Direction:
Copy out all the entries exactly.
* * * *
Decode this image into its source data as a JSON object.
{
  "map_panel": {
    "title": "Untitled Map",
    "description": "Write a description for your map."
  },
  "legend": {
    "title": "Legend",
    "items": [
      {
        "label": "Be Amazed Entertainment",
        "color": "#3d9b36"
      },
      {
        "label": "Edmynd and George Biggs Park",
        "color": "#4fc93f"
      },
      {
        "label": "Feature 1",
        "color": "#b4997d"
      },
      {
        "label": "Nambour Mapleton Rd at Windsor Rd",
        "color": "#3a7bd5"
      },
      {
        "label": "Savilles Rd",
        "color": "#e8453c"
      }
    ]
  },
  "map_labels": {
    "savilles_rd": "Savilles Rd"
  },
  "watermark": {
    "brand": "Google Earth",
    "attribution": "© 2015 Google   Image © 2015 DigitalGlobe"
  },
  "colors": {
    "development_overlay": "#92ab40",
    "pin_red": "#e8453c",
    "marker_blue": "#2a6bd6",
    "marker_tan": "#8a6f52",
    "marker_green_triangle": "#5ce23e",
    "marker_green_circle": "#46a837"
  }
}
* * * *
Full solution:
Decode this image into its source data as a JSON object.
{
  "map_panel": {
    "title": "Untitled Map",
    "description": "Write a description for your map."
  },
  "legend": {
    "title": "Legend",
    "items": [
      {
        "label": "Be Amazed Entertainment",
        "color": "#3d9b36"
      },
      {
        "label": "Edmynd and George Biggs Park",
        "color": "#4fc93f"
      },
      {
        "label": "Feature 1",
        "color": "#b4997d"
      },
      {
        "label": "Nambour Mapleton Rd at Windsor Rd",
        "color": "#3a7bd5"
      },
      {
        "label": "Savilles Rd",
        "color": "#e8453c"
      }
    ]
  },
  "map_labels": {
    "savilles_rd": "Savilles Rd"
  },
  "watermark": {
    "brand": "Google Earth",
    "attribution": "© 2015 Google   Image © 2015 DigitalGlobe"
  },
  "colors": {
    "development_overlay": "#92ab40",
    "pin_red": "#e8453c",
    "marker_blue": "#2a6bd6",
    "marker_tan": "#8a6f52",
    "marker_green_triangle": "#5ce23e",
    "marker_green_circle": "#46a837"
  }
}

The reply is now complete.